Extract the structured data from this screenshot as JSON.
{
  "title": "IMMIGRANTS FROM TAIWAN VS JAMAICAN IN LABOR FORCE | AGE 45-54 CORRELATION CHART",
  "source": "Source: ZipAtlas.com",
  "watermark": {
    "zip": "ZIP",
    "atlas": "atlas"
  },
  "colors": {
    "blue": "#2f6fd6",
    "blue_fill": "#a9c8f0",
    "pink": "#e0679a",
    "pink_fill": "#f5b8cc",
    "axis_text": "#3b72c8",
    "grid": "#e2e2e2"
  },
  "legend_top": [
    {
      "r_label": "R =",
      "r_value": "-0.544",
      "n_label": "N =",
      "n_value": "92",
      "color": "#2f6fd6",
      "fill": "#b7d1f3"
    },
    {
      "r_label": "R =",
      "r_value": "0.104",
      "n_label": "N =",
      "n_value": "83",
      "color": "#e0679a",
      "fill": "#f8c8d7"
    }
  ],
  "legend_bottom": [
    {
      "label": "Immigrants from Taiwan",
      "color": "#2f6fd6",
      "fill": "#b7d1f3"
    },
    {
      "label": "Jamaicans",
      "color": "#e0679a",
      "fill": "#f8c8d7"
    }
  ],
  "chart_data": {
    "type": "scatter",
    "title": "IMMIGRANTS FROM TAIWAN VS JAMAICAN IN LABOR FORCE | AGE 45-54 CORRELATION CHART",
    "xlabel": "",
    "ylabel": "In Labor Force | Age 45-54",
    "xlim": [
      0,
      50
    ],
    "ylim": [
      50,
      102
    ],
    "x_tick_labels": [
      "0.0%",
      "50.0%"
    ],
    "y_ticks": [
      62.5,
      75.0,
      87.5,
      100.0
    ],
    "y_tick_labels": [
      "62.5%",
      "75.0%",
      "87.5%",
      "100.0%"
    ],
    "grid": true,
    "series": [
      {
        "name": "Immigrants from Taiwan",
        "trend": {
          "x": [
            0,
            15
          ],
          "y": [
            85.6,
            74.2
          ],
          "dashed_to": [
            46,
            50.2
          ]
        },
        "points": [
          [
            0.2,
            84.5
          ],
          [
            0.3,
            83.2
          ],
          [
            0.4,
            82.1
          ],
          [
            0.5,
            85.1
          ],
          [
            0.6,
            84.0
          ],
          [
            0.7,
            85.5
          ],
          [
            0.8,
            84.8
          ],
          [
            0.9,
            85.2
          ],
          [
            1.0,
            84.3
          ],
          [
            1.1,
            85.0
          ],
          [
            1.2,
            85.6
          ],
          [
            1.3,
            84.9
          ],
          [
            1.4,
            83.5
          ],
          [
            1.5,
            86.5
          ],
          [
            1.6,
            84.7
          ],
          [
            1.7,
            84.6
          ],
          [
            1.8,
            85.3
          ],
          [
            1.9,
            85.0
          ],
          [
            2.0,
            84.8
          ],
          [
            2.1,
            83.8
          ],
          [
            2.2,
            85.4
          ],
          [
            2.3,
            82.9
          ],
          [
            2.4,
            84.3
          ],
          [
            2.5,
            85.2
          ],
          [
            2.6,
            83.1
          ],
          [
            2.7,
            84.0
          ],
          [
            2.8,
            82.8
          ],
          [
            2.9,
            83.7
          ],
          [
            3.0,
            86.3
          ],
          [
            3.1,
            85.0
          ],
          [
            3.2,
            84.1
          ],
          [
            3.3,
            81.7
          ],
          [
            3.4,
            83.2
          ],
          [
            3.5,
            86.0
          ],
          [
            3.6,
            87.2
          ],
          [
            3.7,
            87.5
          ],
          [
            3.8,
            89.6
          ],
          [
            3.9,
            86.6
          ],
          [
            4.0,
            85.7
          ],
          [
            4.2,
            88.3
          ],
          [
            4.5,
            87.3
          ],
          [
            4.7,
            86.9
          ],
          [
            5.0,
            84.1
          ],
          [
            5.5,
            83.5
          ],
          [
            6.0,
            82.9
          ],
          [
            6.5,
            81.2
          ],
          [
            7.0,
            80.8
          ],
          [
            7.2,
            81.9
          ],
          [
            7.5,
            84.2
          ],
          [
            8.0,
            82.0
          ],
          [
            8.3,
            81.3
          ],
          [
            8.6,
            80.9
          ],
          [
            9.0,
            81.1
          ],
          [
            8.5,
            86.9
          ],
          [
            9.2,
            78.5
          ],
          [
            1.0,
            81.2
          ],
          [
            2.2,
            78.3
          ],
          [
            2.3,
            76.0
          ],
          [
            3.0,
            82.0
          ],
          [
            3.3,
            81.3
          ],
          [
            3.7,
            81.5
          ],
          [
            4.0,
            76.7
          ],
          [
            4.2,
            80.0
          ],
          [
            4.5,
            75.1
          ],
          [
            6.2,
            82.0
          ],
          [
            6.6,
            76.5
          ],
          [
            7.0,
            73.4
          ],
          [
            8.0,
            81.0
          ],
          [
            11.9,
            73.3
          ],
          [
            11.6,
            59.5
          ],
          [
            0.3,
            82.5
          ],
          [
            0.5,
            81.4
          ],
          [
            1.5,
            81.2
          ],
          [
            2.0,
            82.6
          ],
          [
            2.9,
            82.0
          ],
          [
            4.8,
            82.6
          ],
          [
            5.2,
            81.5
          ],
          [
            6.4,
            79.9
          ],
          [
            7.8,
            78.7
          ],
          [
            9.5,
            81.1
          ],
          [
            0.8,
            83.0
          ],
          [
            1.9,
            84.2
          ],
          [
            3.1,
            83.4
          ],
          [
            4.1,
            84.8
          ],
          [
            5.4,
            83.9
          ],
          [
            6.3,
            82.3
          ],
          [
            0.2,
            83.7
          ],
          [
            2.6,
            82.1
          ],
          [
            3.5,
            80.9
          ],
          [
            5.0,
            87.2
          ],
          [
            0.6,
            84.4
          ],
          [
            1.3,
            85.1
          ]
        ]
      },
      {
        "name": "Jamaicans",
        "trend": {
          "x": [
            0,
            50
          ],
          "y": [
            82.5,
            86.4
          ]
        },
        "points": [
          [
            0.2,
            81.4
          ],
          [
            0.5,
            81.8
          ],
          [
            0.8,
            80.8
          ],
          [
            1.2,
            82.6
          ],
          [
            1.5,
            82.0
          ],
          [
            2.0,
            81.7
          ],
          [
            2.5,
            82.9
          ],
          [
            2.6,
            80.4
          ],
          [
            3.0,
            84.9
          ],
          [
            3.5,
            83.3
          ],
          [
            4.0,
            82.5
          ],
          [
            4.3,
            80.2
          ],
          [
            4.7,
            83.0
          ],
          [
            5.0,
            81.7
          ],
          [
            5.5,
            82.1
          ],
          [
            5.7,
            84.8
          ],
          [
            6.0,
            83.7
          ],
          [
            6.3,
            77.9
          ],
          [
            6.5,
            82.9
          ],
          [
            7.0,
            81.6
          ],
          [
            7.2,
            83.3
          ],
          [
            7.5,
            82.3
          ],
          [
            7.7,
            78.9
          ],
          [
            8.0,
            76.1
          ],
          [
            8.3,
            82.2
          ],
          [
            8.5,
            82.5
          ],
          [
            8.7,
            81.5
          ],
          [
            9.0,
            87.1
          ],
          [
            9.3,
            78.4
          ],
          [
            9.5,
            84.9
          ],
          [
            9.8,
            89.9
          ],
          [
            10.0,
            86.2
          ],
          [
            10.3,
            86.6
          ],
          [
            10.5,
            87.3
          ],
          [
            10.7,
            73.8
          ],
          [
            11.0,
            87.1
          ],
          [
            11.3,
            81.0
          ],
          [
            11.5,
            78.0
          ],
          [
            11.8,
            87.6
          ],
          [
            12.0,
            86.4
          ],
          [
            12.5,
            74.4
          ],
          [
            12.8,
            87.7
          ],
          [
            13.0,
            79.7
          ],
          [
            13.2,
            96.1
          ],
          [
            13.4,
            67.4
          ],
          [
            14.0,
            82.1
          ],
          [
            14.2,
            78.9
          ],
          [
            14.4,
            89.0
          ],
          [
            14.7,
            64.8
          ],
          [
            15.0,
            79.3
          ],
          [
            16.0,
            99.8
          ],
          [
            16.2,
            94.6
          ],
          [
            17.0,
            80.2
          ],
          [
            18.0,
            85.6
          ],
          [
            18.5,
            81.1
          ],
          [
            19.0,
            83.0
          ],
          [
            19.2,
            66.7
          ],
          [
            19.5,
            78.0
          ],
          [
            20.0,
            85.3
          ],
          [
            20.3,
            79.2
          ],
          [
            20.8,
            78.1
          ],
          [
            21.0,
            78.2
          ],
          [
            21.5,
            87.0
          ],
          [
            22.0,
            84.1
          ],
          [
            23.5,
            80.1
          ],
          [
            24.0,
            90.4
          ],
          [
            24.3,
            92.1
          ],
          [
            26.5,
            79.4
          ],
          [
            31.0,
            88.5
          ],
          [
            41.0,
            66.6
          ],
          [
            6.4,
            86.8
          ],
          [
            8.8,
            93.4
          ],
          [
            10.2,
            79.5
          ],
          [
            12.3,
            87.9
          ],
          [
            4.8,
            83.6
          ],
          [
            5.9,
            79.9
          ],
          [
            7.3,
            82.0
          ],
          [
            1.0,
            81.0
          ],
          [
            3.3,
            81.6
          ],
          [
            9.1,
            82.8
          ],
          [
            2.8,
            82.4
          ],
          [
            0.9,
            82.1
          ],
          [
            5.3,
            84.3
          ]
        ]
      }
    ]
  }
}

━━━━━━━━━━

→ **Short task**:
Give the number of lines in the listing above that hold the string "CORRELATION", with nothing else.

→ **Result**:
2